---------- Supplied data

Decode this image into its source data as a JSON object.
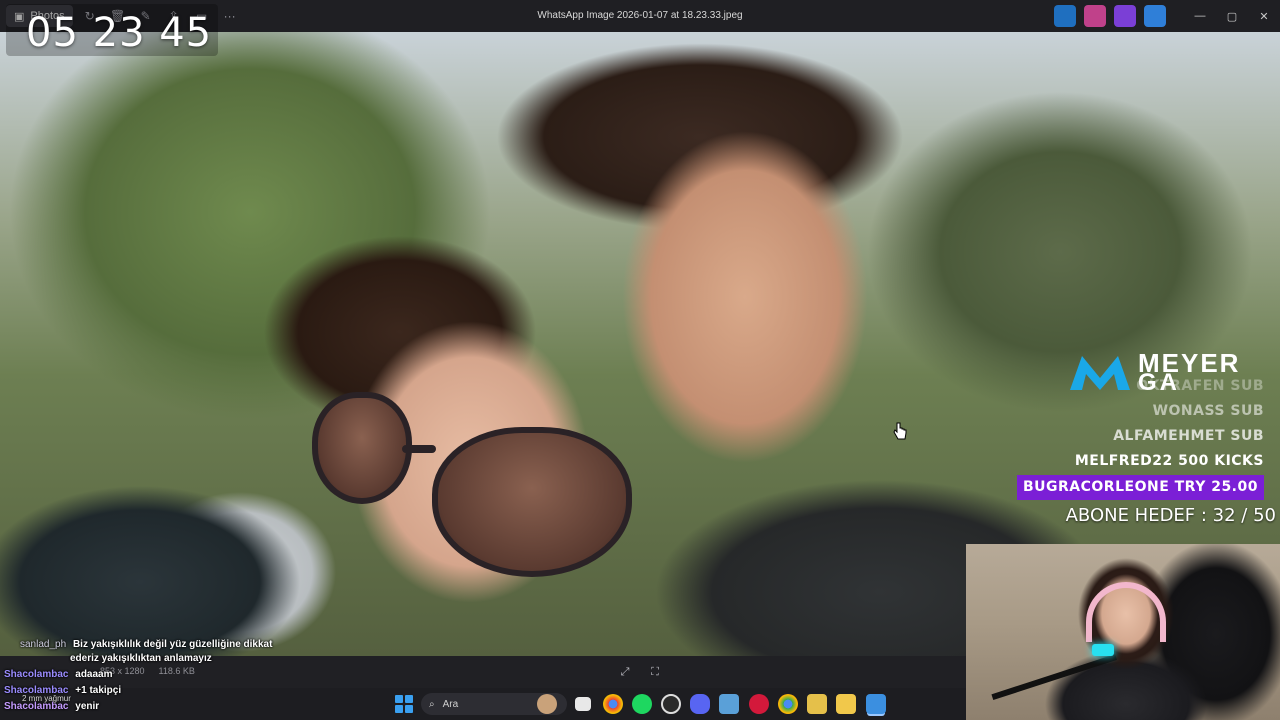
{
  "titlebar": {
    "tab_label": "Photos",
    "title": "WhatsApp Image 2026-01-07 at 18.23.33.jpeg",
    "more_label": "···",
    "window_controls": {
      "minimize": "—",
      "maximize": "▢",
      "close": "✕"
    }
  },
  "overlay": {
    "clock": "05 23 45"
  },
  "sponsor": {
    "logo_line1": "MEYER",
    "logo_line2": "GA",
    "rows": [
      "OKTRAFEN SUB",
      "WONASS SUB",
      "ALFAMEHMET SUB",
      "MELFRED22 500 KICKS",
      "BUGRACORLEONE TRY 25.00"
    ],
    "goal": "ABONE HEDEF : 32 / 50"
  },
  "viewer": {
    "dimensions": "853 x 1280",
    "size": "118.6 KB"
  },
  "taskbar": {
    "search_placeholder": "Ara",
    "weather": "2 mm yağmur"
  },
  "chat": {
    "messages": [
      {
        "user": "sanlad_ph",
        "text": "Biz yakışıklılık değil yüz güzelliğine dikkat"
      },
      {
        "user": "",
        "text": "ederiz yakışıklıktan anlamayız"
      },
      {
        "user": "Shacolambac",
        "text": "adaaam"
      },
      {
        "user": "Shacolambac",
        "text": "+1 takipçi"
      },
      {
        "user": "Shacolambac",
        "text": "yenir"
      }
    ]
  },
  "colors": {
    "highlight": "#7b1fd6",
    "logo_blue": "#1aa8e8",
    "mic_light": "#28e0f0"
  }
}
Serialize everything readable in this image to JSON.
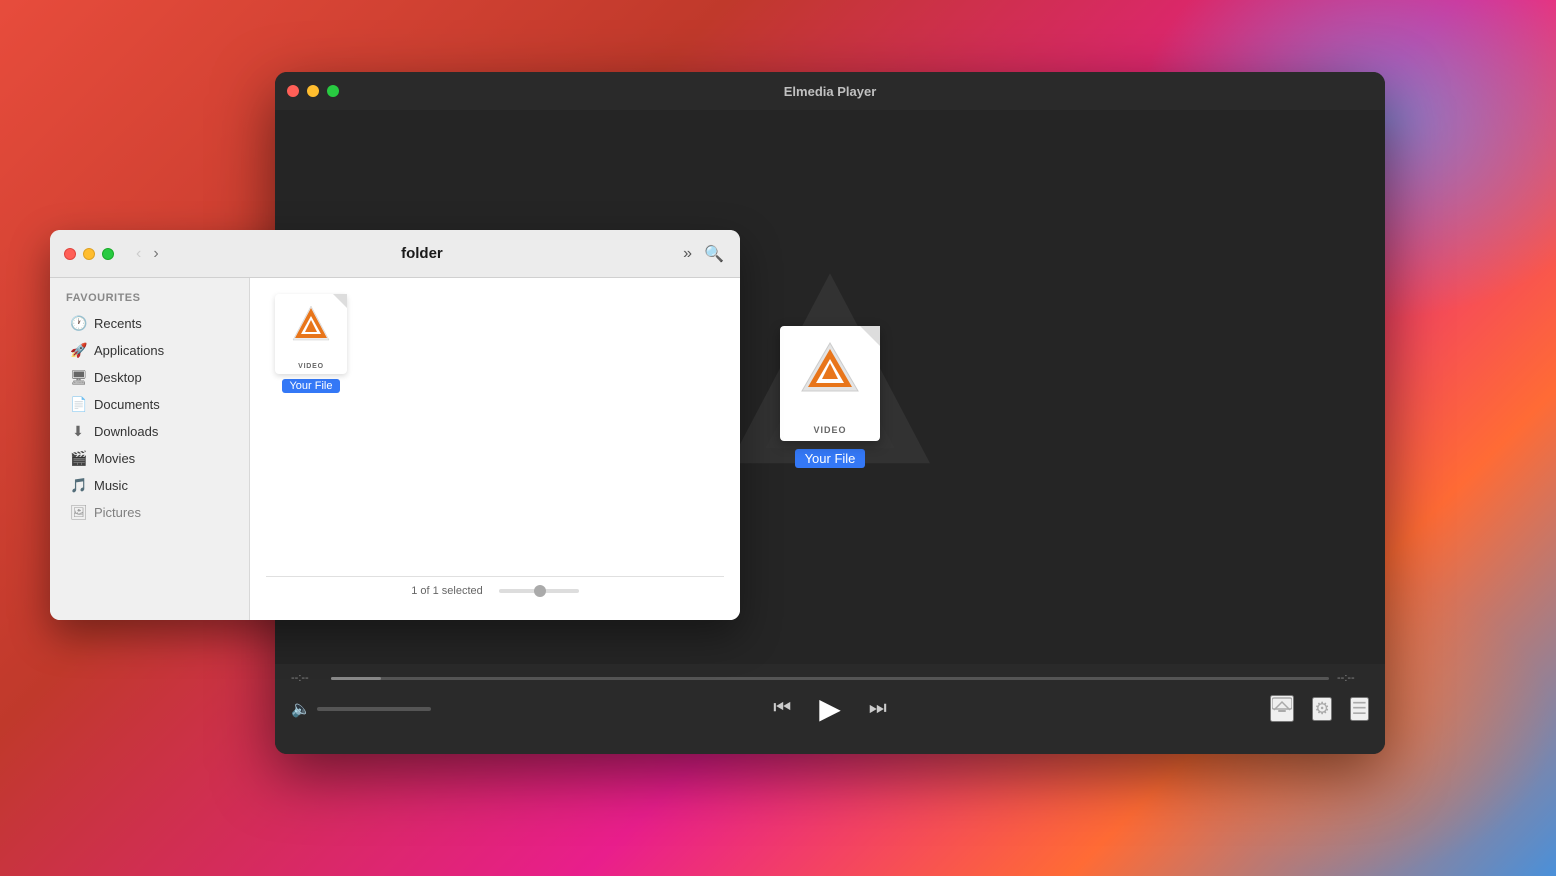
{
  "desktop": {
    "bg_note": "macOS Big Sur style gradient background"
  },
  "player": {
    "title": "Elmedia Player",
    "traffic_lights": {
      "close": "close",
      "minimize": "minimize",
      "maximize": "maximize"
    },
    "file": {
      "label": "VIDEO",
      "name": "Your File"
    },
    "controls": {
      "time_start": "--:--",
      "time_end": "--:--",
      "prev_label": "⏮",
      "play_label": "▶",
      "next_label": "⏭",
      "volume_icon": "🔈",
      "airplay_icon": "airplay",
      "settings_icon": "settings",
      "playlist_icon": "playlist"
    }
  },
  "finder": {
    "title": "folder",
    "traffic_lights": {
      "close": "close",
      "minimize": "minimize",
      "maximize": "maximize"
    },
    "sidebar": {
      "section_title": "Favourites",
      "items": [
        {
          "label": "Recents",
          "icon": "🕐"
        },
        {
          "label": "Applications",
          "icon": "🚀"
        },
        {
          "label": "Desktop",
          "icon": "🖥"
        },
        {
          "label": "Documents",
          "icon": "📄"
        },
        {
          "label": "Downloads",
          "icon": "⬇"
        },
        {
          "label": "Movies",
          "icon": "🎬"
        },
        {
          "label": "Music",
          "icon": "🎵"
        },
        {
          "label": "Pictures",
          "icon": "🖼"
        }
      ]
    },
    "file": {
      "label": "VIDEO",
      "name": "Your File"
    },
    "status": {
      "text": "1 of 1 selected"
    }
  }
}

--------------------
---------- Supplied data

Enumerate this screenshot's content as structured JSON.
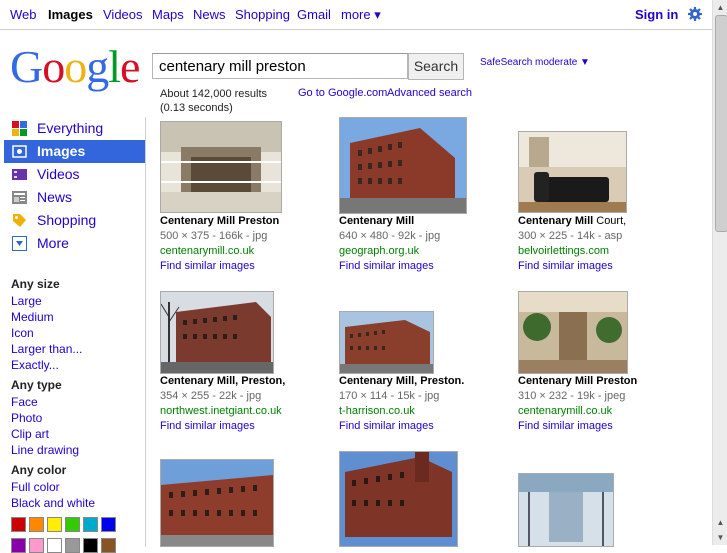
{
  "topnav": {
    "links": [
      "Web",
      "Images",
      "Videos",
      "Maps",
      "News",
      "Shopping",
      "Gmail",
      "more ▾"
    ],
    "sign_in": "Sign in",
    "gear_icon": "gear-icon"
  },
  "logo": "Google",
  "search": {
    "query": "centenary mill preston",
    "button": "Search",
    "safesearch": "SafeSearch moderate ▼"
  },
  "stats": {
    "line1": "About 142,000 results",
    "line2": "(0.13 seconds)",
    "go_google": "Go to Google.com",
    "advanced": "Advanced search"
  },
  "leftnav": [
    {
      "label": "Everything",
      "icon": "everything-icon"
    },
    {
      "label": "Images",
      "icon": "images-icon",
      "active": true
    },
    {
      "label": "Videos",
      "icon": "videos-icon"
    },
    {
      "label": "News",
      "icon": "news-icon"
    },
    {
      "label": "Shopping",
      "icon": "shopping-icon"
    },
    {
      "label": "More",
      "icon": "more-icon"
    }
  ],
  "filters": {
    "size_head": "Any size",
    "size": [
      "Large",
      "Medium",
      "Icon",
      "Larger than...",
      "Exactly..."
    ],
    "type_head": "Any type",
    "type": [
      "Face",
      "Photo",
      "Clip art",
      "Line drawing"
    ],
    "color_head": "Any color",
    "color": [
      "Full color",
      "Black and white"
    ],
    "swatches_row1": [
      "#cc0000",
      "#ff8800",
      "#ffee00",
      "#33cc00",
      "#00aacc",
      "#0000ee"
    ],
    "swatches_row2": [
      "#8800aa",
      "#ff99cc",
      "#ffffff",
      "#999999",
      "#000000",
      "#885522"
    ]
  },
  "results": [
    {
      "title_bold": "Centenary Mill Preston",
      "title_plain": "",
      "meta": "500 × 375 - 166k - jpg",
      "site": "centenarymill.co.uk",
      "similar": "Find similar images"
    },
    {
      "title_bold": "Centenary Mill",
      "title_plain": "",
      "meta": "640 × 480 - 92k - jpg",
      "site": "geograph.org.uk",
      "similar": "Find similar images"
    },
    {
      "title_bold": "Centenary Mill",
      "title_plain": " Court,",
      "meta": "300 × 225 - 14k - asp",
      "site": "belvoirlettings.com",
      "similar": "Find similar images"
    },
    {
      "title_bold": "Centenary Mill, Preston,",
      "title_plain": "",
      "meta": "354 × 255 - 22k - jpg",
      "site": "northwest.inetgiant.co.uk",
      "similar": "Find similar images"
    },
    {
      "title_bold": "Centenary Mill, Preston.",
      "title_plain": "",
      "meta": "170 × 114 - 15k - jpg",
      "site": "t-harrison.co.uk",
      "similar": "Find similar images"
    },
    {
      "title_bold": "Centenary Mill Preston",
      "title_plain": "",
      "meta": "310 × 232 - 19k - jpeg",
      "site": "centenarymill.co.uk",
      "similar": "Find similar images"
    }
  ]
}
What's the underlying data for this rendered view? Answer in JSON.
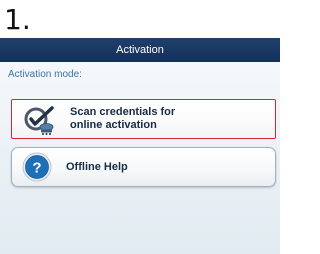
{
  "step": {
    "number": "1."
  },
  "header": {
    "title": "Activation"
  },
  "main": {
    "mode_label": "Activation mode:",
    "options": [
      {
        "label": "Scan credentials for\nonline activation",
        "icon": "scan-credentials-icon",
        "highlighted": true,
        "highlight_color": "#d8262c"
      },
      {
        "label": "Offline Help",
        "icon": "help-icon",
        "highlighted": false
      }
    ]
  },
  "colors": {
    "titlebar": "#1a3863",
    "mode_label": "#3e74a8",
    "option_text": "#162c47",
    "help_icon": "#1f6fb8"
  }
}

--------------------

# [Set task]
Search the entries for the word "JSON" and copy every line that has it.

# [Task response]
Decode this image into its source data as a JSON object.
Serialize everything readable in this image to JSON.
Enumerate this screenshot's content as structured JSON.
What's the underlying data for this rendered view? Answer in JSON.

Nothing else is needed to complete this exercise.